=== Trecho selecionado ===

Foram os habitantes primitivos do município.

Em meados do século XVI, após desentender- se com o filho do segundo governador-geral do Brasil - D. Duarte da Costa, o primeiro bispo do Brasil (D. Pero Fernandes Sardinha) aboletou-se num navio e zarpou para Portugal. Em litoral alagoano a embarcação desistiu da viagem e soçobrou, morrendo afogada a maior parte de seus tripulantes.

Alguns felizardos, nadando com fé e obstinação, conseguiram chegar com vida a terra firme. Entre eles, D. Pero Fernandes Sardinha. Não estavam num dia de sorte, porém.

Mal chegados ao solo alagoano, foram imediatamente aprisionados pelos temíveis (índios caetés, que, entre outros hábitos estranhos e pouco recomendáveis, cultivavam a antropofagia. Tiveram suas cabeças esmagadas pelos tacapes e seus corpos digeridos pela fome indígena. Um lauto banquete, diga-se de passagem.

Após a matança do bispo, os portugueses aliados aos índios tabajaras decretaram guerra de morte aos caetés. Estes, numérica e logisticamente inferiores, foram praticamente dizimados em batalhas que se prolongaram pela segunda metade do século XVI.

=== Material extraído ===

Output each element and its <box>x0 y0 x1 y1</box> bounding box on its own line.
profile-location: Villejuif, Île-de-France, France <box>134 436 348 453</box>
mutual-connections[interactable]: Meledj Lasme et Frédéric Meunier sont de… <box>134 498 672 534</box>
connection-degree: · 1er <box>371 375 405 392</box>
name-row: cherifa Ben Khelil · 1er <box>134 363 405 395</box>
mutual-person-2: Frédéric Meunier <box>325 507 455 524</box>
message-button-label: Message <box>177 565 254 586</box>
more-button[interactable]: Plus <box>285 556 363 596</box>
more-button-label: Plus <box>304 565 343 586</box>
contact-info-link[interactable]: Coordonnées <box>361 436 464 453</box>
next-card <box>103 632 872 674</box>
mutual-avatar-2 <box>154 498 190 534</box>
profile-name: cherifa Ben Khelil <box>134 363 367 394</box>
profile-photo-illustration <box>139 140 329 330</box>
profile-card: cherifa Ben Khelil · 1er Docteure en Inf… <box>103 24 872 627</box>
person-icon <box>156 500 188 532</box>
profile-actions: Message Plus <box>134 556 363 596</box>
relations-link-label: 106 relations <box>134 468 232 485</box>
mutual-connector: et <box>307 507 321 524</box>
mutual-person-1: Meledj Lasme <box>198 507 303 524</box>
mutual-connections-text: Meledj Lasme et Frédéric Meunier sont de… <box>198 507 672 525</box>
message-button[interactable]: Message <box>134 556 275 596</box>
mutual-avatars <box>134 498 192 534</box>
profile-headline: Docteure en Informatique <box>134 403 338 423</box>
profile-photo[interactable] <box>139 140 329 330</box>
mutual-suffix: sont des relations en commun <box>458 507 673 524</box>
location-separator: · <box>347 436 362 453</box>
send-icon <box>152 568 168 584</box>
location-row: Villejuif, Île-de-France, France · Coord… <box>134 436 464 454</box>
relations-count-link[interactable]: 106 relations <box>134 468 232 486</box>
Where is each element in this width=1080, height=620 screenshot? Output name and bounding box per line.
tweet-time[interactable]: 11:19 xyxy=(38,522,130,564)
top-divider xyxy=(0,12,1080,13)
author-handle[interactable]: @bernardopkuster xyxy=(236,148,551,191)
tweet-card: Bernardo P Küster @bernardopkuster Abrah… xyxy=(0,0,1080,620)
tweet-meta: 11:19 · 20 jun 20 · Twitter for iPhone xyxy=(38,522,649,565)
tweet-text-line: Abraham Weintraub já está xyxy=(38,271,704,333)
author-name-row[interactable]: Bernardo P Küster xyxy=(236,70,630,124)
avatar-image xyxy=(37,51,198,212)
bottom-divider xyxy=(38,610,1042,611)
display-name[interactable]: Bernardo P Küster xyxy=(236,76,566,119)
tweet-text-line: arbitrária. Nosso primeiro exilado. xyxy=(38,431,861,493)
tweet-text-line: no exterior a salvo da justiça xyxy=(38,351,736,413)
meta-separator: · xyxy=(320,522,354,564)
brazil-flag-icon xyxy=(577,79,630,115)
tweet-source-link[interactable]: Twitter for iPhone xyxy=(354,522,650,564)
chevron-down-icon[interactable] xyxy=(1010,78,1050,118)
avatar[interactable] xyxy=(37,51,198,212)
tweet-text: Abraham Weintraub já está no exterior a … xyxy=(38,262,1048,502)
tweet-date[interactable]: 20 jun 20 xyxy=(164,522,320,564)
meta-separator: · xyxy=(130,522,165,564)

===

Enunciado: No trecho sobre o naufrágio do bispo Sardinha, a que índios os portugueses se juntaram para declarar guerra aos caetés?

Resultado: Aos índios tabajaras.